> **Input material**:
┏━━

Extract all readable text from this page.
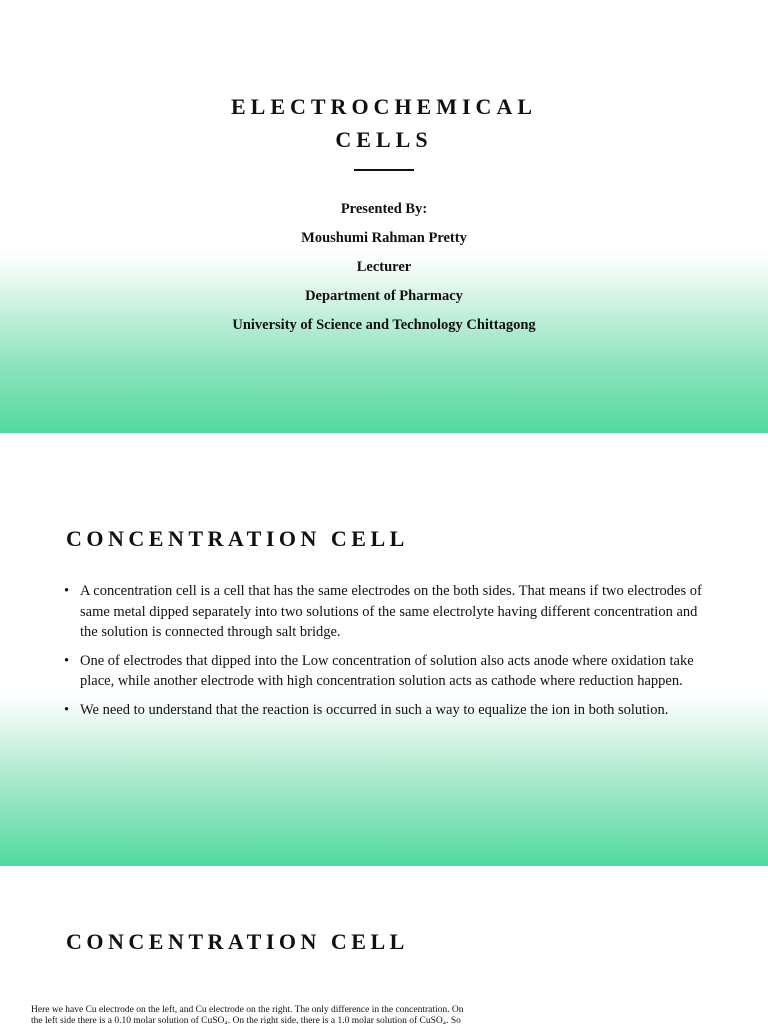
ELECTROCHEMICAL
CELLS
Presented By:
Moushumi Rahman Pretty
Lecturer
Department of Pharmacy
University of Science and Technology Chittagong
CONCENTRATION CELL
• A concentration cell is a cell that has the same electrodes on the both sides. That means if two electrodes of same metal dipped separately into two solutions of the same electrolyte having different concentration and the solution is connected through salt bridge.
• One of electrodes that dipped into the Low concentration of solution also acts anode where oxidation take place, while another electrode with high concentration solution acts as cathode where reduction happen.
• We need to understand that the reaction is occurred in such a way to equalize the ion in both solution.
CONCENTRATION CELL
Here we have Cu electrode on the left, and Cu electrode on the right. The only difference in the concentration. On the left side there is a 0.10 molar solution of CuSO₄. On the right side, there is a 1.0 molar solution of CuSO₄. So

┗━━
┏━━

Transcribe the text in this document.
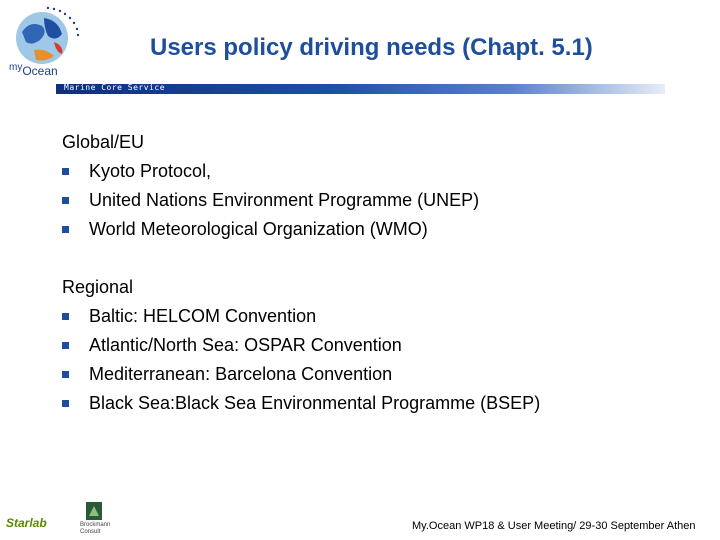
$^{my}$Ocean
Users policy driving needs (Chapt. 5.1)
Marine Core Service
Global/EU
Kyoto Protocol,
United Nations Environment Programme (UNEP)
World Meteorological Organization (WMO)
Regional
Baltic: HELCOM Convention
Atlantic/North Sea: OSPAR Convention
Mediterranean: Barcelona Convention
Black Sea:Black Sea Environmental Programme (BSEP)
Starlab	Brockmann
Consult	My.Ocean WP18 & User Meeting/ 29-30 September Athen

┗━━

> **Problem statement**: Give only the number of lines in the listing above that include the string "Convention".

> **Full output**: 3